— BEGIN —
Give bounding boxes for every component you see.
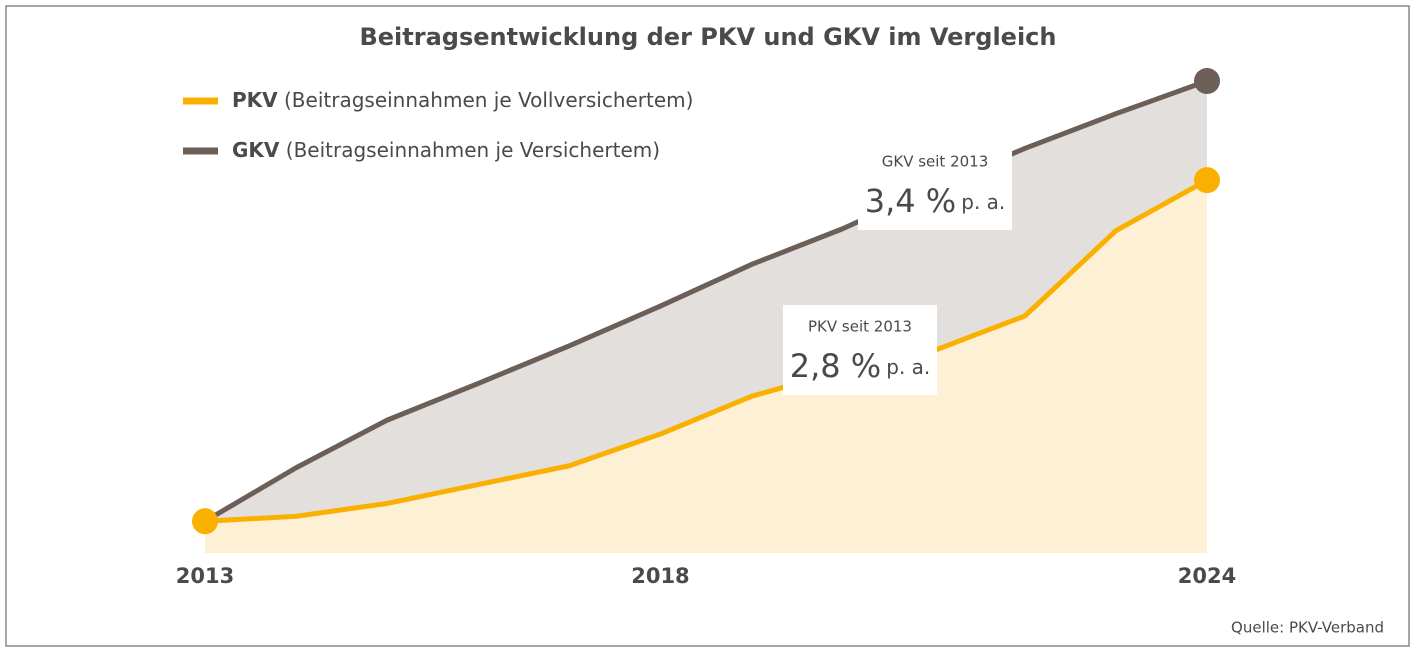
- x-tick-label: 2018: [631, 564, 689, 588]
- annotation-unit: p. a.: [886, 355, 930, 379]
- chart-title: Beitragsentwicklung der PKV und GKV im V…: [359, 23, 1056, 51]
- source: Quelle: PKV-Verband: [1231, 619, 1384, 637]
- annotation-number: 3,4 %: [865, 182, 956, 220]
- legend-name: GKV: [232, 138, 280, 162]
- annotation-heading: GKV seit 2013: [882, 153, 989, 171]
- marker: [1194, 68, 1220, 94]
- line: [204, 177, 1209, 524]
- annotation-unit: p. a.: [961, 190, 1005, 214]
- x-tick-label: 2013: [176, 564, 234, 588]
- annotation-value: 3,4 % p. a.: [865, 182, 1006, 220]
- annotation-heading: PKV seit 2013: [808, 318, 912, 336]
- annotation-value: 2,8 % p. a.: [790, 347, 931, 385]
- annotation-box: [783, 305, 937, 395]
- legend-description: (Beitragseinnahmen je Versichertem): [286, 138, 660, 162]
- legend-description: (Beitragseinnahmen je Vollversichertem): [284, 88, 693, 112]
- area: [205, 180, 1207, 553]
- legend-label: GKV (Beitragseinnahmen je Versichertem): [232, 138, 660, 162]
- marker: [192, 508, 218, 535]
- annotation-number: 2,8 %: [790, 347, 881, 385]
- legend-label: PKV (Beitragseinnahmen je Vollversichert…: [232, 88, 693, 112]
- x-tick-label: 2024: [1178, 564, 1236, 588]
- line: [203, 78, 1208, 524]
- marker: [1194, 167, 1220, 194]
- annotation-box: [858, 140, 1012, 230]
- legend-name: PKV: [232, 88, 278, 112]
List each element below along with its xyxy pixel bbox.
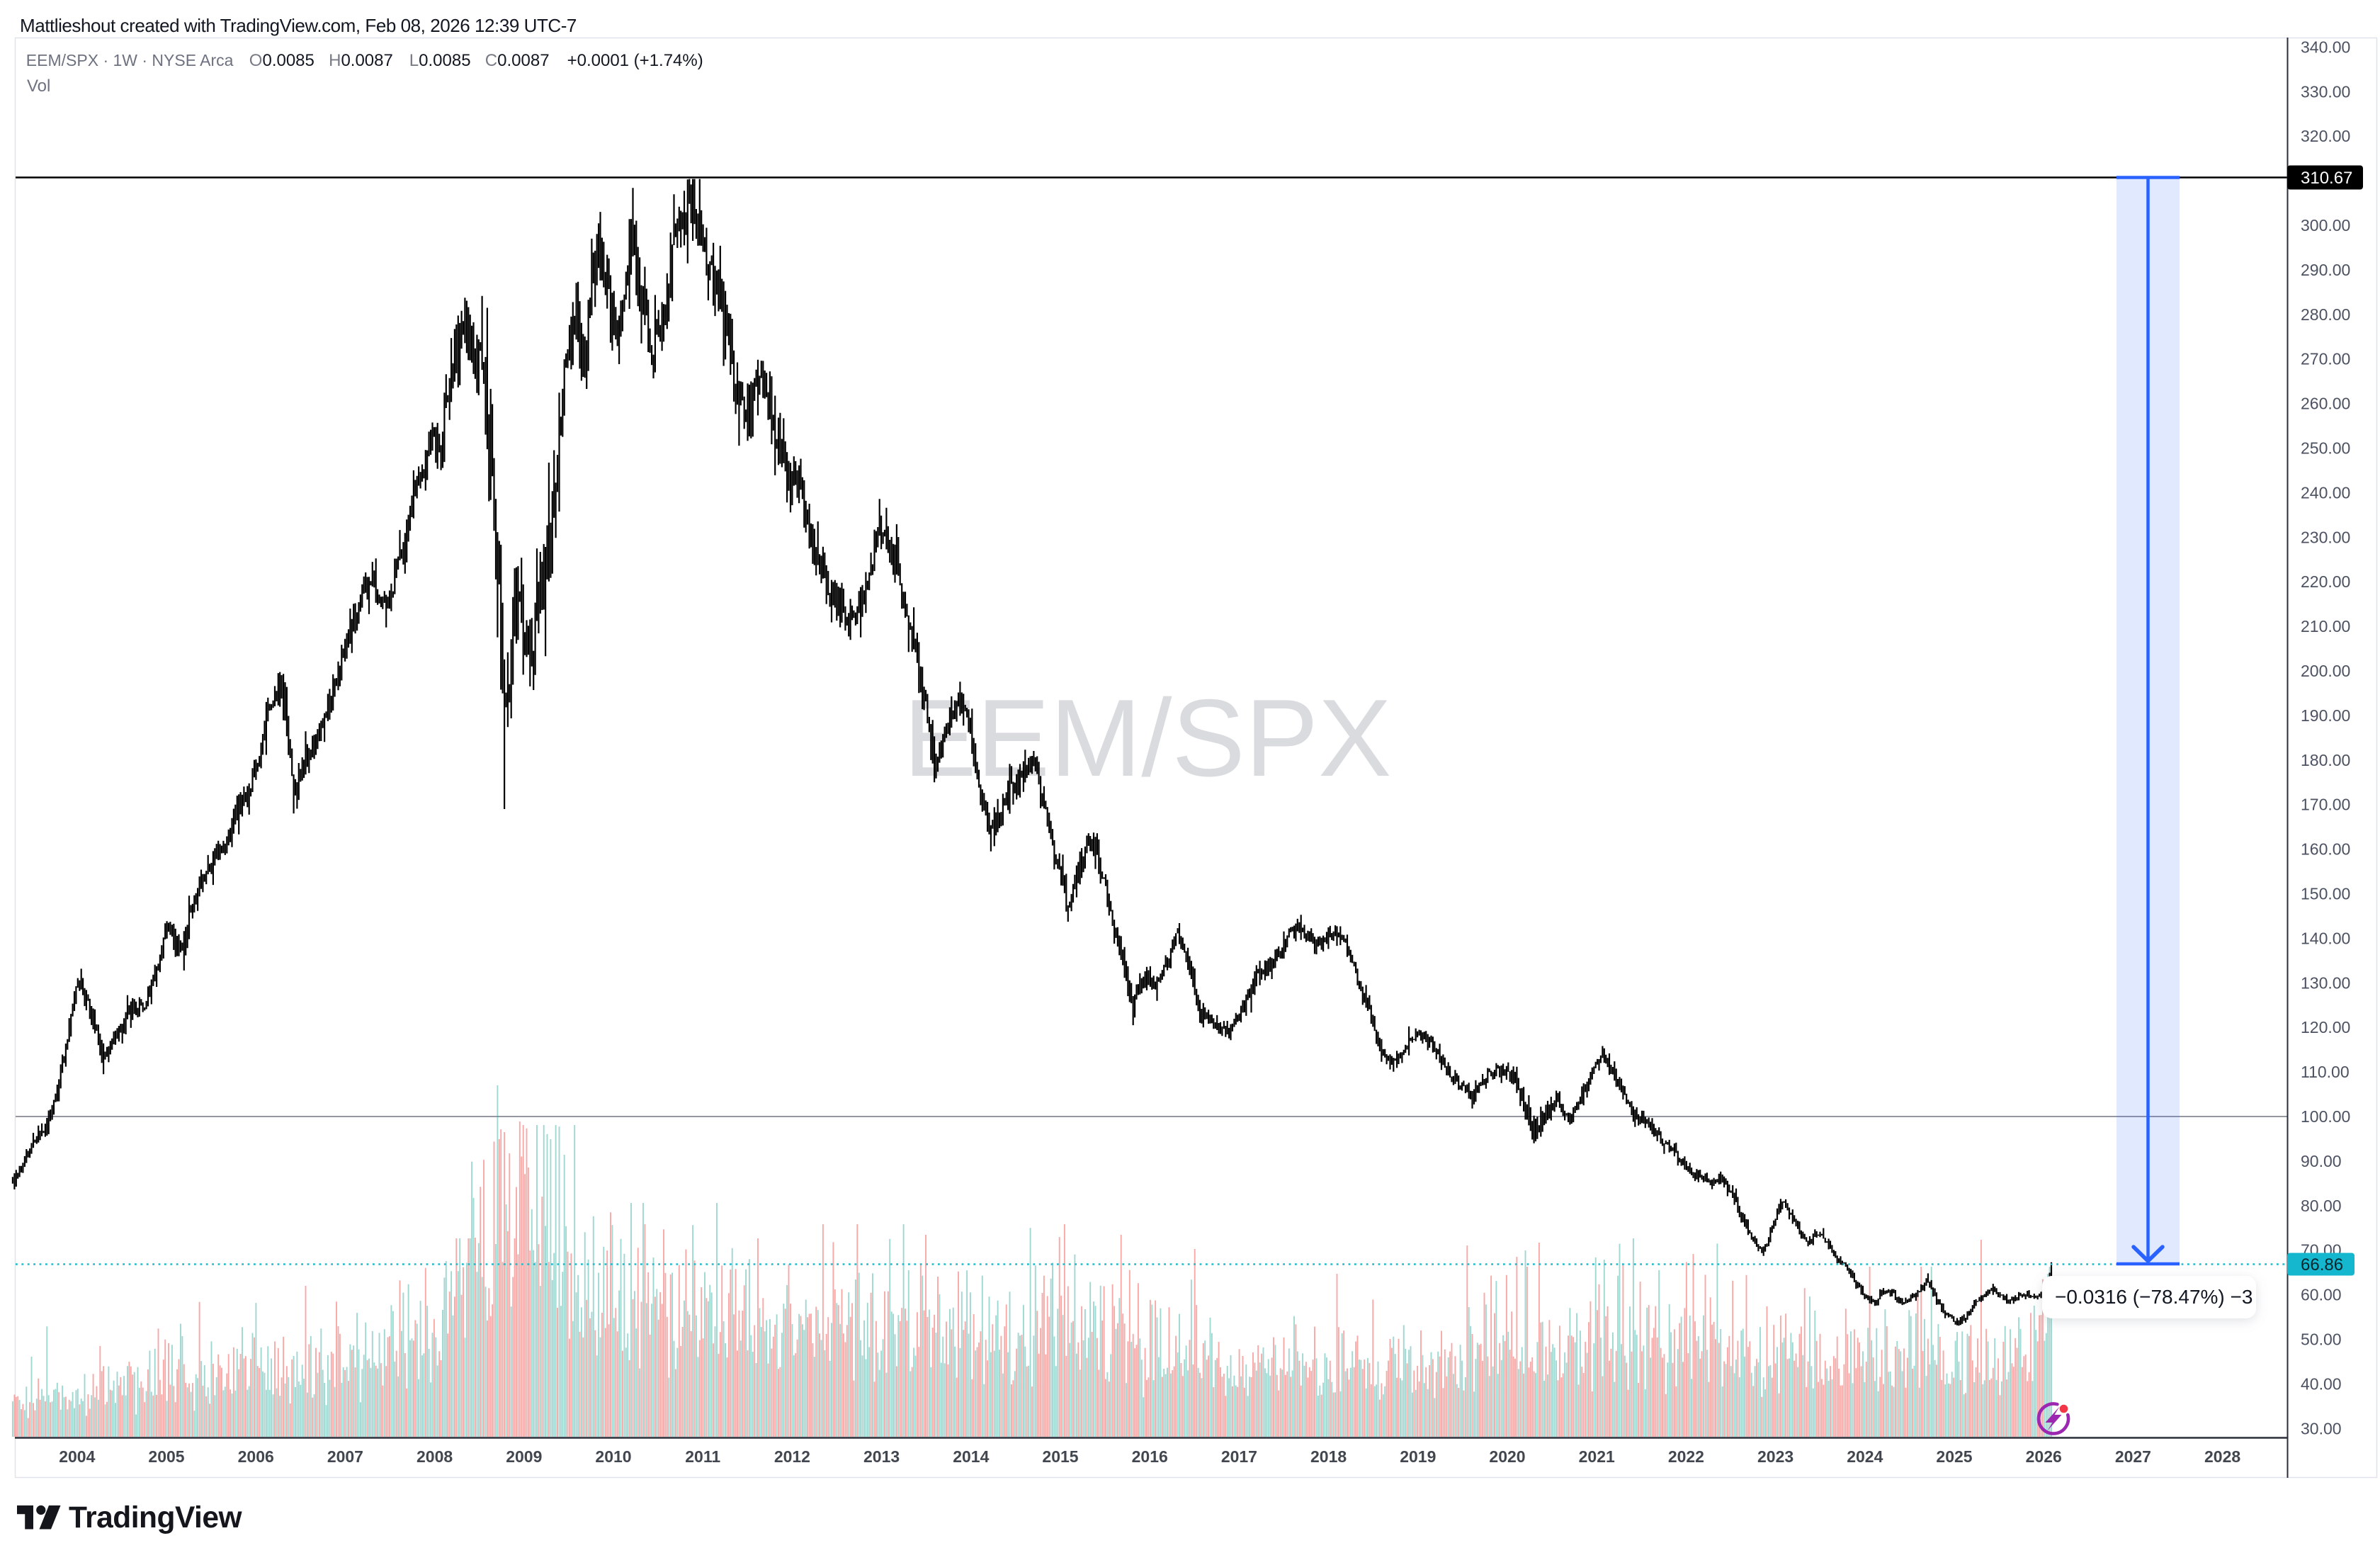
- svg-text:2007: 2007: [327, 1447, 363, 1466]
- svg-text:TradingView: TradingView: [69, 1501, 243, 1534]
- svg-text:120.00: 120.00: [2301, 1018, 2350, 1036]
- svg-text:30.00: 30.00: [2301, 1419, 2342, 1437]
- svg-text:290.00: 290.00: [2301, 261, 2350, 279]
- svg-text:2015: 2015: [1042, 1447, 1078, 1466]
- svg-text:Vol: Vol: [27, 77, 50, 96]
- svg-text:330.00: 330.00: [2301, 82, 2350, 101]
- svg-text:60.00: 60.00: [2301, 1286, 2342, 1304]
- svg-text:2010: 2010: [595, 1447, 631, 1466]
- svg-text:240.00: 240.00: [2301, 483, 2350, 502]
- svg-text:2022: 2022: [1668, 1447, 1704, 1466]
- svg-text:H0.0087: H0.0087: [329, 51, 393, 70]
- svg-text:160.00: 160.00: [2301, 840, 2350, 859]
- svg-text:66.86: 66.86: [2301, 1255, 2343, 1274]
- svg-text:2018: 2018: [1310, 1447, 1347, 1466]
- svg-text:190.00: 190.00: [2301, 706, 2350, 725]
- svg-text:L0.0085: L0.0085: [409, 51, 471, 70]
- svg-text:2025: 2025: [1936, 1447, 1972, 1466]
- svg-text:2008: 2008: [416, 1447, 453, 1466]
- svg-text:130.00: 130.00: [2301, 973, 2350, 992]
- svg-text:2013: 2013: [863, 1447, 900, 1466]
- svg-text:220.00: 220.00: [2301, 572, 2350, 591]
- svg-text:40.00: 40.00: [2301, 1374, 2342, 1393]
- svg-text:2027: 2027: [2115, 1447, 2151, 1466]
- svg-text:110.00: 110.00: [2301, 1063, 2350, 1081]
- svg-text:100.00: 100.00: [2301, 1107, 2350, 1126]
- svg-text:200.00: 200.00: [2301, 662, 2350, 680]
- svg-text:EEM/SPX: EEM/SPX: [903, 677, 1391, 799]
- svg-text:230.00: 230.00: [2301, 528, 2350, 546]
- svg-text:2014: 2014: [953, 1447, 989, 1466]
- svg-text:2005: 2005: [148, 1447, 184, 1466]
- svg-text:340.00: 340.00: [2301, 38, 2350, 56]
- svg-text:2011: 2011: [685, 1447, 720, 1466]
- svg-text:170.00: 170.00: [2301, 796, 2350, 814]
- svg-text:320.00: 320.00: [2301, 127, 2350, 145]
- svg-text:90.00: 90.00: [2301, 1152, 2342, 1170]
- svg-text:2028: 2028: [2204, 1447, 2240, 1466]
- svg-text:−0.0316 (−78.47%) −3: −0.0316 (−78.47%) −3: [2055, 1286, 2252, 1308]
- svg-text:2009: 2009: [506, 1447, 542, 1466]
- svg-text:300.00: 300.00: [2301, 216, 2350, 234]
- svg-text:2019: 2019: [1400, 1447, 1436, 1466]
- svg-text:+0.0001 (+1.74%): +0.0001 (+1.74%): [567, 51, 703, 70]
- svg-text:2016: 2016: [1132, 1447, 1168, 1466]
- svg-text:2026: 2026: [2026, 1447, 2062, 1466]
- svg-text:C0.0087: C0.0087: [485, 51, 550, 70]
- svg-text:140.00: 140.00: [2301, 929, 2350, 947]
- svg-text:2021: 2021: [1579, 1447, 1615, 1466]
- svg-text:2004: 2004: [59, 1447, 95, 1466]
- svg-text:210.00: 210.00: [2301, 617, 2350, 635]
- svg-text:O0.0085: O0.0085: [249, 51, 314, 70]
- svg-text:280.00: 280.00: [2301, 305, 2350, 324]
- svg-text:2024: 2024: [1847, 1447, 1883, 1466]
- svg-text:310.67: 310.67: [2301, 169, 2352, 188]
- svg-text:180.00: 180.00: [2301, 751, 2350, 769]
- svg-text:EEM/SPX · 1W · NYSE Arca: EEM/SPX · 1W · NYSE Arca: [26, 51, 234, 69]
- svg-text:2017: 2017: [1221, 1447, 1257, 1466]
- svg-text:260.00: 260.00: [2301, 395, 2350, 413]
- svg-text:2023: 2023: [1757, 1447, 1794, 1466]
- svg-text:2006: 2006: [238, 1447, 274, 1466]
- svg-text:50.00: 50.00: [2301, 1330, 2342, 1349]
- svg-text:Mattlieshout created with Trad: Mattlieshout created with TradingView.co…: [20, 15, 577, 36]
- svg-text:80.00: 80.00: [2301, 1197, 2342, 1215]
- svg-text:250.00: 250.00: [2301, 439, 2350, 458]
- svg-text:2012: 2012: [774, 1447, 810, 1466]
- svg-text:150.00: 150.00: [2301, 885, 2350, 903]
- svg-text:270.00: 270.00: [2301, 350, 2350, 368]
- svg-text:2020: 2020: [1489, 1447, 1525, 1466]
— END —
Write out the rows from the line containing "- svg-text:2007: 2007: [327, 1447, 363, 1466]" through the line containing "- svg-text:2022: 2022: [1668, 1447, 1704, 1466]", including both of those lines, without changing a character.

Solution to the exercise:
- svg-text:2007: 2007: [327, 1447, 363, 1466]
- svg-text:TradingView: TradingView: [69, 1501, 243, 1534]
- svg-text:120.00: 120.00: [2301, 1018, 2350, 1036]
- svg-text:30.00: 30.00: [2301, 1419, 2342, 1437]
- svg-text:290.00: 290.00: [2301, 261, 2350, 279]
- svg-text:2015: 2015: [1042, 1447, 1078, 1466]
- svg-text:Vol: Vol: [27, 77, 50, 96]
- svg-text:330.00: 330.00: [2301, 82, 2350, 101]
- svg-text:60.00: 60.00: [2301, 1286, 2342, 1304]
- svg-text:2010: 2010: [595, 1447, 631, 1466]
- svg-text:240.00: 240.00: [2301, 483, 2350, 502]
- svg-text:2022: 2022: [1668, 1447, 1704, 1466]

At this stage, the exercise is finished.